## START
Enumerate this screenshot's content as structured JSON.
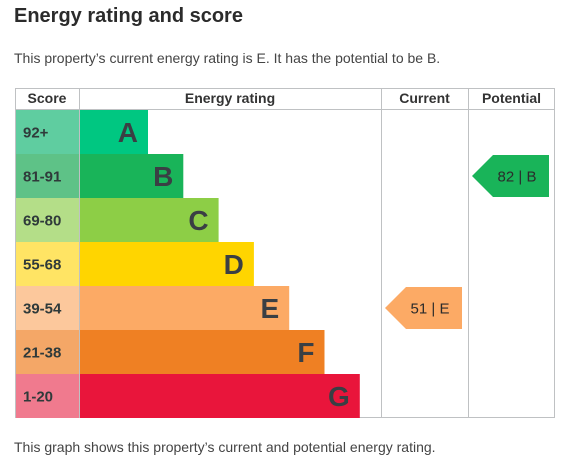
{
  "heading": "Energy rating and score",
  "summary": "This property’s current energy rating is E. It has the potential to be B.",
  "footnote": "This graph shows this property’s current and potential energy rating.",
  "chart_data": {
    "type": "bar",
    "columns": [
      "Score",
      "Energy rating",
      "Current",
      "Potential"
    ],
    "bands": [
      {
        "letter": "A",
        "score_range": "92+",
        "bar_color": "#00c781",
        "score_color": "#5fcda0"
      },
      {
        "letter": "B",
        "score_range": "81-91",
        "bar_color": "#19b459",
        "score_color": "#5ec287"
      },
      {
        "letter": "C",
        "score_range": "69-80",
        "bar_color": "#8dce46",
        "score_color": "#b4de88"
      },
      {
        "letter": "D",
        "score_range": "55-68",
        "bar_color": "#ffd500",
        "score_color": "#ffe464"
      },
      {
        "letter": "E",
        "score_range": "39-54",
        "bar_color": "#fcaa65",
        "score_color": "#fcc89c"
      },
      {
        "letter": "F",
        "score_range": "21-38",
        "bar_color": "#ef8023",
        "score_color": "#f4a767"
      },
      {
        "letter": "G",
        "score_range": "1-20",
        "bar_color": "#e9153b",
        "score_color": "#f07a8e"
      }
    ],
    "current": {
      "score": 51,
      "band": "E",
      "label": "51 | E",
      "color": "#fcaa65"
    },
    "potential": {
      "score": 82,
      "band": "B",
      "label": "82 | B",
      "color": "#19b459"
    }
  }
}
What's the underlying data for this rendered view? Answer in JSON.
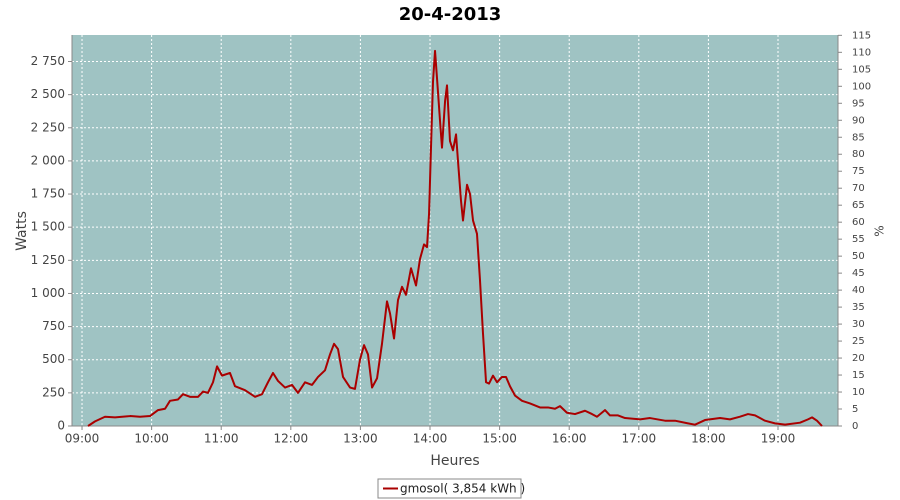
{
  "chart_data": {
    "type": "line",
    "title": "20-4-2013",
    "x_label": "Heures",
    "y_label": "Watts",
    "y2_label": "%",
    "xlim": [
      8.856,
      19.862
    ],
    "xticks": [
      {
        "value": 9,
        "label": "09:00"
      },
      {
        "value": 10,
        "label": "10:00"
      },
      {
        "value": 11,
        "label": "11:00"
      },
      {
        "value": 12,
        "label": "12:00"
      },
      {
        "value": 13,
        "label": "13:00"
      },
      {
        "value": 14,
        "label": "14:00"
      },
      {
        "value": 15,
        "label": "15:00"
      },
      {
        "value": 16,
        "label": "16:00"
      },
      {
        "value": 17,
        "label": "17:00"
      },
      {
        "value": 18,
        "label": "18:00"
      },
      {
        "value": 19,
        "label": "19:00"
      }
    ],
    "ylim": [
      0,
      2950
    ],
    "yticks": [
      0,
      250,
      500,
      750,
      {
        "value": 1000,
        "label": "1 000"
      },
      {
        "value": 1250,
        "label": "1 250"
      },
      {
        "value": 1500,
        "label": "1 500"
      },
      {
        "value": 1750,
        "label": "1 750"
      },
      {
        "value": 2000,
        "label": "2 000"
      },
      {
        "value": 2250,
        "label": "2 250"
      },
      {
        "value": 2500,
        "label": "2 500"
      },
      {
        "value": 2750,
        "label": "2 750"
      }
    ],
    "y2lim": [
      0,
      115.1
    ],
    "y2ticks": [
      0,
      5,
      10,
      15,
      20,
      25,
      30,
      35,
      40,
      45,
      50,
      55,
      60,
      65,
      70,
      75,
      80,
      85,
      90,
      95,
      100,
      105,
      110,
      115
    ],
    "grid": true,
    "background": "#9fc3c3",
    "x": [
      9.086,
      9.187,
      9.33,
      9.474,
      9.69,
      9.833,
      9.977,
      10.092,
      10.193,
      10.264,
      10.379,
      10.451,
      10.552,
      10.667,
      10.739,
      10.81,
      10.882,
      10.94,
      11.011,
      11.126,
      11.198,
      11.342,
      11.486,
      11.586,
      11.672,
      11.744,
      11.816,
      11.917,
      12.017,
      12.103,
      12.204,
      12.305,
      12.391,
      12.491,
      12.563,
      12.621,
      12.678,
      12.75,
      12.851,
      12.922,
      12.994,
      13.052,
      13.109,
      13.167,
      13.239,
      13.31,
      13.382,
      13.425,
      13.483,
      13.54,
      13.598,
      13.655,
      13.727,
      13.799,
      13.856,
      13.914,
      13.957,
      13.986,
      14.014,
      14.043,
      14.072,
      14.101,
      14.144,
      14.172,
      14.216,
      14.244,
      14.287,
      14.33,
      14.374,
      14.402,
      14.445,
      14.474,
      14.532,
      14.575,
      14.618,
      14.675,
      14.718,
      14.761,
      14.805,
      14.848,
      14.905,
      14.963,
      15.034,
      15.092,
      15.149,
      15.221,
      15.322,
      15.437,
      15.58,
      15.695,
      15.796,
      15.868,
      15.968,
      16.083,
      16.227,
      16.328,
      16.399,
      16.514,
      16.586,
      16.701,
      16.802,
      17.017,
      17.161,
      17.376,
      17.52,
      17.707,
      17.807,
      17.951,
      18.167,
      18.31,
      18.454,
      18.569,
      18.67,
      18.813,
      18.957,
      19.101,
      19.316,
      19.431,
      19.489,
      19.56,
      19.632
    ],
    "series": [
      {
        "name": "gmosol( 3,854 kWh )",
        "color": "#aa0000",
        "values": [
          0,
          35,
          70,
          65,
          75,
          70,
          75,
          120,
          130,
          190,
          200,
          240,
          220,
          220,
          260,
          250,
          330,
          450,
          380,
          400,
          300,
          270,
          220,
          240,
          330,
          400,
          340,
          290,
          310,
          250,
          330,
          310,
          370,
          420,
          540,
          620,
          580,
          370,
          290,
          280,
          500,
          610,
          540,
          290,
          360,
          620,
          940,
          850,
          660,
          950,
          1050,
          990,
          1190,
          1060,
          1260,
          1370,
          1350,
          1600,
          2100,
          2600,
          2830,
          2620,
          2300,
          2100,
          2450,
          2570,
          2150,
          2080,
          2200,
          2000,
          1700,
          1550,
          1820,
          1750,
          1550,
          1450,
          1100,
          700,
          330,
          320,
          380,
          330,
          370,
          370,
          300,
          230,
          190,
          170,
          140,
          140,
          130,
          150,
          100,
          90,
          115,
          90,
          70,
          120,
          80,
          80,
          60,
          50,
          60,
          40,
          40,
          20,
          10,
          45,
          60,
          50,
          70,
          90,
          80,
          40,
          20,
          10,
          25,
          50,
          65,
          40,
          0
        ]
      }
    ]
  }
}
## END
** WHAT YOU SHOULD DO **
Your task is an exact transcription of all the data, minus the pictures.

** RESULT **
Enumerate this screenshot's content as structured JSON.
{
  "heading": "Energy rating and score",
  "summary": "This property’s current energy rating is E. It has the potential to be B.",
  "footnote": "This graph shows this property’s current and potential energy rating.",
  "chart_data": {
    "type": "bar",
    "columns": [
      "Score",
      "Energy rating",
      "Current",
      "Potential"
    ],
    "bands": [
      {
        "letter": "A",
        "score_range": "92+",
        "bar_color": "#00c781",
        "score_color": "#5fcda0"
      },
      {
        "letter": "B",
        "score_range": "81-91",
        "bar_color": "#19b459",
        "score_color": "#5ec287"
      },
      {
        "letter": "C",
        "score_range": "69-80",
        "bar_color": "#8dce46",
        "score_color": "#b4de88"
      },
      {
        "letter": "D",
        "score_range": "55-68",
        "bar_color": "#ffd500",
        "score_color": "#ffe464"
      },
      {
        "letter": "E",
        "score_range": "39-54",
        "bar_color": "#fcaa65",
        "score_color": "#fcc89c"
      },
      {
        "letter": "F",
        "score_range": "21-38",
        "bar_color": "#ef8023",
        "score_color": "#f4a767"
      },
      {
        "letter": "G",
        "score_range": "1-20",
        "bar_color": "#e9153b",
        "score_color": "#f07a8e"
      }
    ],
    "current": {
      "score": 51,
      "band": "E",
      "label": "51 | E",
      "color": "#fcaa65"
    },
    "potential": {
      "score": 82,
      "band": "B",
      "label": "82 | B",
      "color": "#19b459"
    }
  }
}
What's the underlying data for this rendered view? Answer in JSON.
{
  "chart_data": {
    "type": "line",
    "title": "20-4-2013",
    "x_label": "Heures",
    "y_label": "Watts",
    "y2_label": "%",
    "xlim": [
      8.856,
      19.862
    ],
    "xticks": [
      {
        "value": 9,
        "label": "09:00"
      },
      {
        "value": 10,
        "label": "10:00"
      },
      {
        "value": 11,
        "label": "11:00"
      },
      {
        "value": 12,
        "label": "12:00"
      },
      {
        "value": 13,
        "label": "13:00"
      },
      {
        "value": 14,
        "label": "14:00"
      },
      {
        "value": 15,
        "label": "15:00"
      },
      {
        "value": 16,
        "label": "16:00"
      },
      {
        "value": 17,
        "label": "17:00"
      },
      {
        "value": 18,
        "label": "18:00"
      },
      {
        "value": 19,
        "label": "19:00"
      }
    ],
    "ylim": [
      0,
      2950
    ],
    "yticks": [
      0,
      250,
      500,
      750,
      {
        "value": 1000,
        "label": "1 000"
      },
      {
        "value": 1250,
        "label": "1 250"
      },
      {
        "value": 1500,
        "label": "1 500"
      },
      {
        "value": 1750,
        "label": "1 750"
      },
      {
        "value": 2000,
        "label": "2 000"
      },
      {
        "value": 2250,
        "label": "2 250"
      },
      {
        "value": 2500,
        "label": "2 500"
      },
      {
        "value": 2750,
        "label": "2 750"
      }
    ],
    "y2lim": [
      0,
      115.1
    ],
    "y2ticks": [
      0,
      5,
      10,
      15,
      20,
      25,
      30,
      35,
      40,
      45,
      50,
      55,
      60,
      65,
      70,
      75,
      80,
      85,
      90,
      95,
      100,
      105,
      110,
      115
    ],
    "grid": true,
    "background": "#9fc3c3",
    "x": [
      9.086,
      9.187,
      9.33,
      9.474,
      9.69,
      9.833,
      9.977,
      10.092,
      10.193,
      10.264,
      10.379,
      10.451,
      10.552,
      10.667,
      10.739,
      10.81,
      10.882,
      10.94,
      11.011,
      11.126,
      11.198,
      11.342,
      11.486,
      11.586,
      11.672,
      11.744,
      11.816,
      11.917,
      12.017,
      12.103,
      12.204,
      12.305,
      12.391,
      12.491,
      12.563,
      12.621,
      12.678,
      12.75,
      12.851,
      12.922,
      12.994,
      13.052,
      13.109,
      13.167,
      13.239,
      13.31,
      13.382,
      13.425,
      13.483,
      13.54,
      13.598,
      13.655,
      13.727,
      13.799,
      13.856,
      13.914,
      13.957,
      13.986,
      14.014,
      14.043,
      14.072,
      14.101,
      14.144,
      14.172,
      14.216,
      14.244,
      14.287,
      14.33,
      14.374,
      14.402,
      14.445,
      14.474,
      14.532,
      14.575,
      14.618,
      14.675,
      14.718,
      14.761,
      14.805,
      14.848,
      14.905,
      14.963,
      15.034,
      15.092,
      15.149,
      15.221,
      15.322,
      15.437,
      15.58,
      15.695,
      15.796,
      15.868,
      15.968,
      16.083,
      16.227,
      16.328,
      16.399,
      16.514,
      16.586,
      16.701,
      16.802,
      17.017,
      17.161,
      17.376,
      17.52,
      17.707,
      17.807,
      17.951,
      18.167,
      18.31,
      18.454,
      18.569,
      18.67,
      18.813,
      18.957,
      19.101,
      19.316,
      19.431,
      19.489,
      19.56,
      19.632
    ],
    "series": [
      {
        "name": "gmosol( 3,854 kWh )",
        "color": "#aa0000",
        "values": [
          0,
          35,
          70,
          65,
          75,
          70,
          75,
          120,
          130,
          190,
          200,
          240,
          220,
          220,
          260,
          250,
          330,
          450,
          380,
          400,
          300,
          270,
          220,
          240,
          330,
          400,
          340,
          290,
          310,
          250,
          330,
          310,
          370,
          420,
          540,
          620,
          580,
          370,
          290,
          280,
          500,
          610,
          540,
          290,
          360,
          620,
          940,
          850,
          660,
          950,
          1050,
          990,
          1190,
          1060,
          1260,
          1370,
          1350,
          1600,
          2100,
          2600,
          2830,
          2620,
          2300,
          2100,
          2450,
          2570,
          2150,
          2080,
          2200,
          2000,
          1700,
          1550,
          1820,
          1750,
          1550,
          1450,
          1100,
          700,
          330,
          320,
          380,
          330,
          370,
          370,
          300,
          230,
          190,
          170,
          140,
          140,
          130,
          150,
          100,
          90,
          115,
          90,
          70,
          120,
          80,
          80,
          60,
          50,
          60,
          40,
          40,
          20,
          10,
          45,
          60,
          50,
          70,
          90,
          80,
          40,
          20,
          10,
          25,
          50,
          65,
          40,
          0
        ]
      }
    ]
  }
}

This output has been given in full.